◆ **WHAT THIS TASK INVOLVES**
Extract each line of the records below that contains the word "your".

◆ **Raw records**
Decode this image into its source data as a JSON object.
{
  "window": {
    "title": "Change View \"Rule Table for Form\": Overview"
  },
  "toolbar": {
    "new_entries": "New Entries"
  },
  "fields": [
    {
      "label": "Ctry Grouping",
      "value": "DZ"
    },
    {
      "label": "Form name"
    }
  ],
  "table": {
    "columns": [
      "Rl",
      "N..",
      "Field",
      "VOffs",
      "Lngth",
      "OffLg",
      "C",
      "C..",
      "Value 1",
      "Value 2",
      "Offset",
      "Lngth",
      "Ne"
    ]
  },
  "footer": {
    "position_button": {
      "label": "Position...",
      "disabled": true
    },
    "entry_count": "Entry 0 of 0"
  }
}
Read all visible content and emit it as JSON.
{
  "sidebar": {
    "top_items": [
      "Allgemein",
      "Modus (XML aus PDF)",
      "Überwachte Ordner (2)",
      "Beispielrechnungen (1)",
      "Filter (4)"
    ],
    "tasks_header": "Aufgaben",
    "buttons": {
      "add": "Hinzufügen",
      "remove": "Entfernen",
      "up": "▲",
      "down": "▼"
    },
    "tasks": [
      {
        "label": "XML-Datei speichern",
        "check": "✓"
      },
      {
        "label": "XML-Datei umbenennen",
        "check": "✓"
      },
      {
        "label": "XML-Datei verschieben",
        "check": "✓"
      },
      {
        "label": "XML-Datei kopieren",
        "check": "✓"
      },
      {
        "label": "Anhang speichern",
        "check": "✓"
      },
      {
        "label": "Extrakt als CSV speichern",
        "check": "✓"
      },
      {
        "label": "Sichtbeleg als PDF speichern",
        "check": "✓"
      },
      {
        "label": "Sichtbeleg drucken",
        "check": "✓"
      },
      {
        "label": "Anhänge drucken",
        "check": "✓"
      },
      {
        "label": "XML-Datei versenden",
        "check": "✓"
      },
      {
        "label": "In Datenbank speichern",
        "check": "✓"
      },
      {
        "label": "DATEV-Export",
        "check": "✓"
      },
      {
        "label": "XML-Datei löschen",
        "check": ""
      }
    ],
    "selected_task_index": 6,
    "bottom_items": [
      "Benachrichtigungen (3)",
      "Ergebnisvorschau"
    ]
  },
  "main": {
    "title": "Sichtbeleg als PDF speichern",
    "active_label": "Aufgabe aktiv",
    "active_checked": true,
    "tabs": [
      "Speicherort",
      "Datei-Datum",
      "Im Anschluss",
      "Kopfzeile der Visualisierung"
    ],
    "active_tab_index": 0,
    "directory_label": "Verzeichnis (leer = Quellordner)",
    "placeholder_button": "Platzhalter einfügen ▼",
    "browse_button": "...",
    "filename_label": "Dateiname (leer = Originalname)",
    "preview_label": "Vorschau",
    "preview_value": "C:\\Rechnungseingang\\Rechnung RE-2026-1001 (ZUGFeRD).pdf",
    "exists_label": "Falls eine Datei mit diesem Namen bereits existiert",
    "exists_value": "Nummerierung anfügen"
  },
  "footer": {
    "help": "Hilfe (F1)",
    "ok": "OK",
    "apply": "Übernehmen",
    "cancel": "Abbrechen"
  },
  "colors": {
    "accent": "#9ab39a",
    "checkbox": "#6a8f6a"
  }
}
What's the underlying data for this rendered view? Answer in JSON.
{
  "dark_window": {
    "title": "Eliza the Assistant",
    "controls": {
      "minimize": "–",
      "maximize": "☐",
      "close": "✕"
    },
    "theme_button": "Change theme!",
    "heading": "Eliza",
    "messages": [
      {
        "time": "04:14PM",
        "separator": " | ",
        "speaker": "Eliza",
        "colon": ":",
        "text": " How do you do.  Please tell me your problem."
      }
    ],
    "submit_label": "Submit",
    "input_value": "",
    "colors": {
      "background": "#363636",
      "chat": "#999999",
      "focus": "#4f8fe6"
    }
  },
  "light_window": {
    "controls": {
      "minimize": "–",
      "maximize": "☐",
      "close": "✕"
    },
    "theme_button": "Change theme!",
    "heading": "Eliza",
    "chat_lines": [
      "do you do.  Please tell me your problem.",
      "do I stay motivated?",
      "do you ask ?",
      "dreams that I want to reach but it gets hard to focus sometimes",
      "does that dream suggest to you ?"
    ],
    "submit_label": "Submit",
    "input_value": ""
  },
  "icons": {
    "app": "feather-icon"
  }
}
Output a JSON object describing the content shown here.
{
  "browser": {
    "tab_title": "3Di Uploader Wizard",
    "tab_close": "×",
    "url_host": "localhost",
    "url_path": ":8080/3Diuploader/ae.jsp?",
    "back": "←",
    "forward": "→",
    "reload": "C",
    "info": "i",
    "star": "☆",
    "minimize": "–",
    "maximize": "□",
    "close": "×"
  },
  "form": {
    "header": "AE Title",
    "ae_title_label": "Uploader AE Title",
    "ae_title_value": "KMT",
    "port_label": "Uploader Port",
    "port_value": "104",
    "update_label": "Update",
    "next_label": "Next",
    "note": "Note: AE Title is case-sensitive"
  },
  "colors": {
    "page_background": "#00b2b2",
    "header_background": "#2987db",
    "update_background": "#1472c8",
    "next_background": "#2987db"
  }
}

◆ **ANSWER TO THIS PROBLEM**
        "text": " How do you do.  Please tell me your problem."
      "do you do.  Please tell me your problem.",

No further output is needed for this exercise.